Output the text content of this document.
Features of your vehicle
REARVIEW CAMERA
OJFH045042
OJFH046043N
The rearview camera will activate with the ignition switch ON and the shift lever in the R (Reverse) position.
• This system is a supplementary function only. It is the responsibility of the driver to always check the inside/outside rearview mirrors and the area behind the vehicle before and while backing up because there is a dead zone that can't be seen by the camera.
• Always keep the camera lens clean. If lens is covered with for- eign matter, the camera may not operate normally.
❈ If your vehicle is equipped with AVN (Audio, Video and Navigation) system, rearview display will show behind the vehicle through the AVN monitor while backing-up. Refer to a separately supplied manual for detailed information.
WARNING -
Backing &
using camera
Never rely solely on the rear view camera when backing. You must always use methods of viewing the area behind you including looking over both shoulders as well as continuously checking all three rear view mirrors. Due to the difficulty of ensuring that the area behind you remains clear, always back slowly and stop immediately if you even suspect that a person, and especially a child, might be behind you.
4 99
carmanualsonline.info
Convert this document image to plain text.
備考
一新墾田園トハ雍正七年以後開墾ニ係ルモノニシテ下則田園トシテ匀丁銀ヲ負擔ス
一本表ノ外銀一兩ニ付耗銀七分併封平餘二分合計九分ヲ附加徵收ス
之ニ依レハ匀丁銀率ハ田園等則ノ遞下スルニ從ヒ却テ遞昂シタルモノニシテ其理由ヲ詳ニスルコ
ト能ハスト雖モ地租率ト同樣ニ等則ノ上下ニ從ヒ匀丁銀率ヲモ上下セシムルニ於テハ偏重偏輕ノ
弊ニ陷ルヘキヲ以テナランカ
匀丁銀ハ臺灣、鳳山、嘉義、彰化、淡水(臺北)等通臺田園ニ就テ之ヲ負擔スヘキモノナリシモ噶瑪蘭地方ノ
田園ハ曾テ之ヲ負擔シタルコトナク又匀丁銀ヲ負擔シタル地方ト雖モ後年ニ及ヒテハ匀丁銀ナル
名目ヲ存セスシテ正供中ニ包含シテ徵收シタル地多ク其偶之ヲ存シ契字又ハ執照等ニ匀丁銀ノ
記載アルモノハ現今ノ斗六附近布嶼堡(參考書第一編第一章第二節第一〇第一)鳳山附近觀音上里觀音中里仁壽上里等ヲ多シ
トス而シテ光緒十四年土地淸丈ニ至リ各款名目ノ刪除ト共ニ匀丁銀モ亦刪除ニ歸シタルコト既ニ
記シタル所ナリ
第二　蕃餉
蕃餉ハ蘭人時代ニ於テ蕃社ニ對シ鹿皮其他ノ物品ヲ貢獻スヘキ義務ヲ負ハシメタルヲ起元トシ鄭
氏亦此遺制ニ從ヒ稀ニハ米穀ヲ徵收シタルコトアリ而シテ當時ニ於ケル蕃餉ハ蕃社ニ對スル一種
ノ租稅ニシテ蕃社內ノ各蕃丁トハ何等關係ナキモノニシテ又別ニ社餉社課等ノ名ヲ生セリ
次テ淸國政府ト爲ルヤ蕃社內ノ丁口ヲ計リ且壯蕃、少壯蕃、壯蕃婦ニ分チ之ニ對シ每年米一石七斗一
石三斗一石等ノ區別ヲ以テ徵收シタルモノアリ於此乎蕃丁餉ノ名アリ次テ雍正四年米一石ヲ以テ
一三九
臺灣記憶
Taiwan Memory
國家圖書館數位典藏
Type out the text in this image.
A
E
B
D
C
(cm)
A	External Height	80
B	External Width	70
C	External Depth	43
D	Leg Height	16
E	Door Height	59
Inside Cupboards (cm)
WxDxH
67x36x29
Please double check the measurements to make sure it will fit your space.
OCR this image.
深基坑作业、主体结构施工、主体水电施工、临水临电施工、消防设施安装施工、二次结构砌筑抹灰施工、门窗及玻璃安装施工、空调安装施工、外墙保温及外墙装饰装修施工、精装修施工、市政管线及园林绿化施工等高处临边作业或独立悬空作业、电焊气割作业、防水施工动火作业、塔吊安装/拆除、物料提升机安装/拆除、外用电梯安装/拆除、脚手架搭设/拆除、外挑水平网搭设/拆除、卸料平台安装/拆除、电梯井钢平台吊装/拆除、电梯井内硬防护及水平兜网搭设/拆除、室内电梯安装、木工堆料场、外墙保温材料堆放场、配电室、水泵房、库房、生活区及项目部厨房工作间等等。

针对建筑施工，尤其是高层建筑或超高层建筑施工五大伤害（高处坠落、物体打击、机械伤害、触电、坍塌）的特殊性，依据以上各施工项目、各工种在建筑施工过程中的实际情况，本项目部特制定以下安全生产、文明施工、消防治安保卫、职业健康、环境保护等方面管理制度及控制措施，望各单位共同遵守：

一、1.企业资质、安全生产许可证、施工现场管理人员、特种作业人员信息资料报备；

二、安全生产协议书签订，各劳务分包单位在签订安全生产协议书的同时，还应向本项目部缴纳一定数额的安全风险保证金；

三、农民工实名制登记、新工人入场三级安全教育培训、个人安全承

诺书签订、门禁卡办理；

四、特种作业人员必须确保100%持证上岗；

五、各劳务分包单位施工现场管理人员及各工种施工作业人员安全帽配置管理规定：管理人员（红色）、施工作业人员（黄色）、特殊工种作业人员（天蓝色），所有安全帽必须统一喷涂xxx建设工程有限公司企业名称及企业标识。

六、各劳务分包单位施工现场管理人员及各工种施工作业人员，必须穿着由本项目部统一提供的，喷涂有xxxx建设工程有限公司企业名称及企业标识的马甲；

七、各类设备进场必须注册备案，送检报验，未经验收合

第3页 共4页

> [SET PROBLEM]:
Restate the whole listing exactly.

> [THE COMPLETED TASK]:
Output the text content of this document.
Features of your vehicle
REARVIEW CAMERA
OJFH045042
OJFH046043N
The rearview camera will activate with the ignition switch ON and the shift lever in the R (Reverse) position.
• This system is a supplementary function only. It is the responsibility of the driver to always check the inside/outside rearview mirrors and the area behind the vehicle before and while backing up because there is a dead zone that can't be seen by the camera.
• Always keep the camera lens clean. If lens is covered with for- eign matter, the camera may not operate normally.
❈ If your vehicle is equipped with AVN (Audio, Video and Navigation) system, rearview display will show behind the vehicle through the AVN monitor while backing-up. Refer to a separately supplied manual for detailed information.
WARNING -
Backing &
using camera
Never rely solely on the rear view camera when backing. You must always use methods of viewing the area behind you including looking over both shoulders as well as continuously checking all three rear view mirrors. Due to the difficulty of ensuring that the area behind you remains clear, always back slowly and stop immediately if you even suspect that a person, and especially a child, might be behind you.
4 99
carmanualsonline.info
Convert this document image to plain text.
備考
一新墾田園トハ雍正七年以後開墾ニ係ルモノニシテ下則田園トシテ匀丁銀ヲ負擔ス
一本表ノ外銀一兩ニ付耗銀七分併封平餘二分合計九分ヲ附加徵收ス
之ニ依レハ匀丁銀率ハ田園等則ノ遞下スルニ從ヒ却テ遞昂シタルモノニシテ其理由ヲ詳ニスルコ
ト能ハスト雖モ地租率ト同樣ニ等則ノ上下ニ從ヒ匀丁銀率ヲモ上下セシムルニ於テハ偏重偏輕ノ
弊ニ陷ルヘキヲ以テナランカ
匀丁銀ハ臺灣、鳳山、嘉義、彰化、淡水(臺北)等通臺田園ニ就テ之ヲ負擔スヘキモノナリシモ噶瑪蘭地方ノ
田園ハ曾テ之ヲ負擔シタルコトナク又匀丁銀ヲ負擔シタル地方ト雖モ後年ニ及ヒテハ匀丁銀ナル
名目ヲ存セスシテ正供中ニ包含シテ徵收シタル地多ク其偶之ヲ存シ契字又ハ執照等ニ匀丁銀ノ
記載アルモノハ現今ノ斗六附近布嶼堡(參考書第一編第一章第二節第一〇第一)鳳山附近觀音上里觀音中里仁壽上里等ヲ多シ
トス而シテ光緒十四年土地淸丈ニ至リ各款名目ノ刪除ト共ニ匀丁銀モ亦刪除ニ歸シタルコト既ニ
記シタル所ナリ
第二　蕃餉
蕃餉ハ蘭人時代ニ於テ蕃社ニ對シ鹿皮其他ノ物品ヲ貢獻スヘキ義務ヲ負ハシメタルヲ起元トシ鄭
氏亦此遺制ニ從ヒ稀ニハ米穀ヲ徵收シタルコトアリ而シテ當時ニ於ケル蕃餉ハ蕃社ニ對スル一種
ノ租稅ニシテ蕃社內ノ各蕃丁トハ何等關係ナキモノニシテ又別ニ社餉社課等ノ名ヲ生セリ
次テ淸國政府ト爲ルヤ蕃社內ノ丁口ヲ計リ且壯蕃、少壯蕃、壯蕃婦ニ分チ之ニ對シ每年米一石七斗一
石三斗一石等ノ區別ヲ以テ徵收シタルモノアリ於此乎蕃丁餉ノ名アリ次テ雍正四年米一石ヲ以テ
一三九
臺灣記憶
Taiwan Memory
國家圖書館數位典藏
Type out the text in this image.
A
E
B
D
C
(cm)
A	External Height	80
B	External Width	70
C	External Depth	43
D	Leg Height	16
E	Door Height	59
Inside Cupboards (cm)
WxDxH
67x36x29
Please double check the measurements to make sure it will fit your space.
OCR this image.
深基坑作业、主体结构施工、主体水电施工、临水临电施工、消防设施安装施工、二次结构砌筑抹灰施工、门窗及玻璃安装施工、空调安装施工、外墙保温及外墙装饰装修施工、精装修施工、市政管线及园林绿化施工等高处临边作业或独立悬空作业、电焊气割作业、防水施工动火作业、塔吊安装/拆除、物料提升机安装/拆除、外用电梯安装/拆除、脚手架搭设/拆除、外挑水平网搭设/拆除、卸料平台安装/拆除、电梯井钢平台吊装/拆除、电梯井内硬防护及水平兜网搭设/拆除、室内电梯安装、木工堆料场、外墙保温材料堆放场、配电室、水泵房、库房、生活区及项目部厨房工作间等等。

针对建筑施工，尤其是高层建筑或超高层建筑施工五大伤害（高处坠落、物体打击、机械伤害、触电、坍塌）的特殊性，依据以上各施工项目、各工种在建筑施工过程中的实际情况，本项目部特制定以下安全生产、文明施工、消防治安保卫、职业健康、环境保护等方面管理制度及控制措施，望各单位共同遵守：

一、1.企业资质、安全生产许可证、施工现场管理人员、特种作业人员信息资料报备；

二、安全生产协议书签订，各劳务分包单位在签订安全生产协议书的同时，还应向本项目部缴纳一定数额的安全风险保证金；

三、农民工实名制登记、新工人入场三级安全教育培训、个人安全承

诺书签订、门禁卡办理；

四、特种作业人员必须确保100%持证上岗；

五、各劳务分包单位施工现场管理人员及各工种施工作业人员安全帽配置管理规定：管理人员（红色）、施工作业人员（黄色）、特殊工种作业人员（天蓝色），所有安全帽必须统一喷涂xxx建设工程有限公司企业名称及企业标识。

六、各劳务分包单位施工现场管理人员及各工种施工作业人员，必须穿着由本项目部统一提供的，喷涂有xxxx建设工程有限公司企业名称及企业标识的马甲；

七、各类设备进场必须注册备案，送检报验，未经验收合

第3页 共4页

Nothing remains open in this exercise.